*GIVEN EXERCISE*. Reproduce all the entries exactly.

* start *

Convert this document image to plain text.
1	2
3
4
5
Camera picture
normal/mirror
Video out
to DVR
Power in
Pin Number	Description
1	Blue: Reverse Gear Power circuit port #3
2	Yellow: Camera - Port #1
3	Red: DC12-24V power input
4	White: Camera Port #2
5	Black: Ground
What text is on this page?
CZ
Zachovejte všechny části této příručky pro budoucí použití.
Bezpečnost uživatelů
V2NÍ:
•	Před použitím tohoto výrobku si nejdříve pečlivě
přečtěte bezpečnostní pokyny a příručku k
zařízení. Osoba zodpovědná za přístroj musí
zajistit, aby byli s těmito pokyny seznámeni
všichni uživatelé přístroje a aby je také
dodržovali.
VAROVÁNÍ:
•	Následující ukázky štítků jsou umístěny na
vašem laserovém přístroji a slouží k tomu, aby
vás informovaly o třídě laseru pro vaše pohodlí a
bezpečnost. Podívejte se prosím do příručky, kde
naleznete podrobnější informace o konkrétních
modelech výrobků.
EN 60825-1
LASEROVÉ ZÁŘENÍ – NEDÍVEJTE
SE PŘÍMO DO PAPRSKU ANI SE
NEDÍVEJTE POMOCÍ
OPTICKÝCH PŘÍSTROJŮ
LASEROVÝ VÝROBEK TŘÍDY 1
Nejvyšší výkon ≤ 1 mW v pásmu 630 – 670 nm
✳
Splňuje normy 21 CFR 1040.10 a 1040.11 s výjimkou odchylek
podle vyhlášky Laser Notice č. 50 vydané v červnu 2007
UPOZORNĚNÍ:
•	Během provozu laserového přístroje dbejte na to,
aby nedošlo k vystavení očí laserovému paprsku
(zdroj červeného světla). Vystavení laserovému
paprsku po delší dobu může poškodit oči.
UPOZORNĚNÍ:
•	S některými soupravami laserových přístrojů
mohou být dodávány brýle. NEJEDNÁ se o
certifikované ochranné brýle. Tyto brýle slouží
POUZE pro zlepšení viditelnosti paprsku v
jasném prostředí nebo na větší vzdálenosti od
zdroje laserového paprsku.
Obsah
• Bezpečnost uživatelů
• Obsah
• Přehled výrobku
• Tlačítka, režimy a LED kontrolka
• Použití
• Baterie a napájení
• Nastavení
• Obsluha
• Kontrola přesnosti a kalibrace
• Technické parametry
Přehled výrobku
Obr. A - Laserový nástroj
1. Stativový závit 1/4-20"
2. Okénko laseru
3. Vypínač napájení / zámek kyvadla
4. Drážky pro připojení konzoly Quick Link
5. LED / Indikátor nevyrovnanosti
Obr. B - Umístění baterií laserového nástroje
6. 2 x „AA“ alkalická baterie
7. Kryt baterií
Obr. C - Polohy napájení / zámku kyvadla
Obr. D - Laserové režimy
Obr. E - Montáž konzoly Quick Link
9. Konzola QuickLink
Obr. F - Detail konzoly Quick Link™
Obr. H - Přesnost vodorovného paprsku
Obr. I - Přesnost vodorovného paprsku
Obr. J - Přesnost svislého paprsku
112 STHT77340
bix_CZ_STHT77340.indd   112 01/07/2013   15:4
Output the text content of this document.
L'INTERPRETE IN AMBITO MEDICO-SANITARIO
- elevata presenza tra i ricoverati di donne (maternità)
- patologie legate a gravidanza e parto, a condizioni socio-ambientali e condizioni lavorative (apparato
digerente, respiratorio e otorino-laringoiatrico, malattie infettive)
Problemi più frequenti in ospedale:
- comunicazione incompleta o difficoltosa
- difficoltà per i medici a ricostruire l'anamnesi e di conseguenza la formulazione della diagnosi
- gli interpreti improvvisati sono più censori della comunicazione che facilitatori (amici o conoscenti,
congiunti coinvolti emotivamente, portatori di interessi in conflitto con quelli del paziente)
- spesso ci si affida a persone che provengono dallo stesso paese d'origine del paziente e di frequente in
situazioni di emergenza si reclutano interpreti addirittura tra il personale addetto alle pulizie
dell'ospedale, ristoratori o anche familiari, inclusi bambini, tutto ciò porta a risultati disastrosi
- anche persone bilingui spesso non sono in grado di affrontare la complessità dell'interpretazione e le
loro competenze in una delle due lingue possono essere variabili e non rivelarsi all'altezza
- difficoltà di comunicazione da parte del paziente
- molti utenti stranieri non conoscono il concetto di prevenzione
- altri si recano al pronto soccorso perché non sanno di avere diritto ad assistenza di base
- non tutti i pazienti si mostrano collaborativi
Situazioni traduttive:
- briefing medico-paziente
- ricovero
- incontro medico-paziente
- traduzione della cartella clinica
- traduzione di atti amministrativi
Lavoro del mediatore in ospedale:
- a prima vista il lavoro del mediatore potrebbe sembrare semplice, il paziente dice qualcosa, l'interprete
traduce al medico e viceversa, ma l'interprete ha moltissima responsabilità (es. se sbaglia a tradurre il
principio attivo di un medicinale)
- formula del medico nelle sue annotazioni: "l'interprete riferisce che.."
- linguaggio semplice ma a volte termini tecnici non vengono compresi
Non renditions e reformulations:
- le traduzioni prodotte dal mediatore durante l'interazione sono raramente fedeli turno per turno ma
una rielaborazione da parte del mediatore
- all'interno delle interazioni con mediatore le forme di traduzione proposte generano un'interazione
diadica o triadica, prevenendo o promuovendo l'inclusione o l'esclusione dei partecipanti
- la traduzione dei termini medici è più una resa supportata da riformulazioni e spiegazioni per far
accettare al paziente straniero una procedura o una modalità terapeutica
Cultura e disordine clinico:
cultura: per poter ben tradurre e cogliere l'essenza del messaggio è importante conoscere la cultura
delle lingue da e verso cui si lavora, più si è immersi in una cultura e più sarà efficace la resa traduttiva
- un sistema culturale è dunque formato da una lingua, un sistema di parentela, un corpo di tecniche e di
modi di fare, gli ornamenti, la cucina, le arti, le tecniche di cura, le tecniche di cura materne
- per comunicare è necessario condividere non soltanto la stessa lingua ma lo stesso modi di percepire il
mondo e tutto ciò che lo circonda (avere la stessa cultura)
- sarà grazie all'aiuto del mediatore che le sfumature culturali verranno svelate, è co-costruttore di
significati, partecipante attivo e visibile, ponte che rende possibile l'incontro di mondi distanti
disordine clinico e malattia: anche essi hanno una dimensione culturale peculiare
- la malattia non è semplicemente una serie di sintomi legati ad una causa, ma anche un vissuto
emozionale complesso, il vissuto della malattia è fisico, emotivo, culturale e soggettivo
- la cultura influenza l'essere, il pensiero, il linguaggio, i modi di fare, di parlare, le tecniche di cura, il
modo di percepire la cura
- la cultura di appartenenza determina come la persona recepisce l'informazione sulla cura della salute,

* end *

*THE REPLY*.
Convert this document image to plain text.
1	2
3
4
5
Camera picture
normal/mirror
Video out
to DVR
Power in
Pin Number	Description
1	Blue: Reverse Gear Power circuit port #3
2	Yellow: Camera - Port #1
3	Red: DC12-24V power input
4	White: Camera Port #2
5	Black: Ground
What text is on this page?
CZ
Zachovejte všechny části této příručky pro budoucí použití.
Bezpečnost uživatelů
V2NÍ:
•	Před použitím tohoto výrobku si nejdříve pečlivě
přečtěte bezpečnostní pokyny a příručku k
zařízení. Osoba zodpovědná za přístroj musí
zajistit, aby byli s těmito pokyny seznámeni
všichni uživatelé přístroje a aby je také
dodržovali.
VAROVÁNÍ:
•	Následující ukázky štítků jsou umístěny na
vašem laserovém přístroji a slouží k tomu, aby
vás informovaly o třídě laseru pro vaše pohodlí a
bezpečnost. Podívejte se prosím do příručky, kde
naleznete podrobnější informace o konkrétních
modelech výrobků.
EN 60825-1
LASEROVÉ ZÁŘENÍ – NEDÍVEJTE
SE PŘÍMO DO PAPRSKU ANI SE
NEDÍVEJTE POMOCÍ
OPTICKÝCH PŘÍSTROJŮ
LASEROVÝ VÝROBEK TŘÍDY 1
Nejvyšší výkon ≤ 1 mW v pásmu 630 – 670 nm
✳
Splňuje normy 21 CFR 1040.10 a 1040.11 s výjimkou odchylek
podle vyhlášky Laser Notice č. 50 vydané v červnu 2007
UPOZORNĚNÍ:
•	Během provozu laserového přístroje dbejte na to,
aby nedošlo k vystavení očí laserovému paprsku
(zdroj červeného světla). Vystavení laserovému
paprsku po delší dobu může poškodit oči.
UPOZORNĚNÍ:
•	S některými soupravami laserových přístrojů
mohou být dodávány brýle. NEJEDNÁ se o
certifikované ochranné brýle. Tyto brýle slouží
POUZE pro zlepšení viditelnosti paprsku v
jasném prostředí nebo na větší vzdálenosti od
zdroje laserového paprsku.
Obsah
• Bezpečnost uživatelů
• Obsah
• Přehled výrobku
• Tlačítka, režimy a LED kontrolka
• Použití
• Baterie a napájení
• Nastavení
• Obsluha
• Kontrola přesnosti a kalibrace
• Technické parametry
Přehled výrobku
Obr. A - Laserový nástroj
1. Stativový závit 1/4-20"
2. Okénko laseru
3. Vypínač napájení / zámek kyvadla
4. Drážky pro připojení konzoly Quick Link
5. LED / Indikátor nevyrovnanosti
Obr. B - Umístění baterií laserového nástroje
6. 2 x „AA“ alkalická baterie
7. Kryt baterií
Obr. C - Polohy napájení / zámku kyvadla
Obr. D - Laserové režimy
Obr. E - Montáž konzoly Quick Link
9. Konzola QuickLink
Obr. F - Detail konzoly Quick Link™
Obr. H - Přesnost vodorovného paprsku
Obr. I - Přesnost vodorovného paprsku
Obr. J - Přesnost svislého paprsku
112 STHT77340
bix_CZ_STHT77340.indd   112 01/07/2013   15:4
Output the text content of this document.
L'INTERPRETE IN AMBITO MEDICO-SANITARIO
- elevata presenza tra i ricoverati di donne (maternità)
- patologie legate a gravidanza e parto, a condizioni socio-ambientali e condizioni lavorative (apparato
digerente, respiratorio e otorino-laringoiatrico, malattie infettive)
Problemi più frequenti in ospedale:
- comunicazione incompleta o difficoltosa
- difficoltà per i medici a ricostruire l'anamnesi e di conseguenza la formulazione della diagnosi
- gli interpreti improvvisati sono più censori della comunicazione che facilitatori (amici o conoscenti,
congiunti coinvolti emotivamente, portatori di interessi in conflitto con quelli del paziente)
- spesso ci si affida a persone che provengono dallo stesso paese d'origine del paziente e di frequente in
situazioni di emergenza si reclutano interpreti addirittura tra il personale addetto alle pulizie
dell'ospedale, ristoratori o anche familiari, inclusi bambini, tutto ciò porta a risultati disastrosi
- anche persone bilingui spesso non sono in grado di affrontare la complessità dell'interpretazione e le
loro competenze in una delle due lingue possono essere variabili e non rivelarsi all'altezza
- difficoltà di comunicazione da parte del paziente
- molti utenti stranieri non conoscono il concetto di prevenzione
- altri si recano al pronto soccorso perché non sanno di avere diritto ad assistenza di base
- non tutti i pazienti si mostrano collaborativi
Situazioni traduttive:
- briefing medico-paziente
- ricovero
- incontro medico-paziente
- traduzione della cartella clinica
- traduzione di atti amministrativi
Lavoro del mediatore in ospedale:
- a prima vista il lavoro del mediatore potrebbe sembrare semplice, il paziente dice qualcosa, l'interprete
traduce al medico e viceversa, ma l'interprete ha moltissima responsabilità (es. se sbaglia a tradurre il
principio attivo di un medicinale)
- formula del medico nelle sue annotazioni: "l'interprete riferisce che.."
- linguaggio semplice ma a volte termini tecnici non vengono compresi
Non renditions e reformulations:
- le traduzioni prodotte dal mediatore durante l'interazione sono raramente fedeli turno per turno ma
una rielaborazione da parte del mediatore
- all'interno delle interazioni con mediatore le forme di traduzione proposte generano un'interazione
diadica o triadica, prevenendo o promuovendo l'inclusione o l'esclusione dei partecipanti
- la traduzione dei termini medici è più una resa supportata da riformulazioni e spiegazioni per far
accettare al paziente straniero una procedura o una modalità terapeutica
Cultura e disordine clinico:
cultura: per poter ben tradurre e cogliere l'essenza del messaggio è importante conoscere la cultura
delle lingue da e verso cui si lavora, più si è immersi in una cultura e più sarà efficace la resa traduttiva
- un sistema culturale è dunque formato da una lingua, un sistema di parentela, un corpo di tecniche e di
modi di fare, gli ornamenti, la cucina, le arti, le tecniche di cura, le tecniche di cura materne
- per comunicare è necessario condividere non soltanto la stessa lingua ma lo stesso modi di percepire il
mondo e tutto ciò che lo circonda (avere la stessa cultura)
- sarà grazie all'aiuto del mediatore che le sfumature culturali verranno svelate, è co-costruttore di
significati, partecipante attivo e visibile, ponte che rende possibile l'incontro di mondi distanti
disordine clinico e malattia: anche essi hanno una dimensione culturale peculiare
- la malattia non è semplicemente una serie di sintomi legati ad una causa, ma anche un vissuto
emozionale complesso, il vissuto della malattia è fisico, emotivo, culturale e soggettivo
- la cultura influenza l'essere, il pensiero, il linguaggio, i modi di fare, di parlare, le tecniche di cura, il
modo di percepire la cura
- la cultura di appartenenza determina come la persona recepisce l'informazione sulla cura della salute,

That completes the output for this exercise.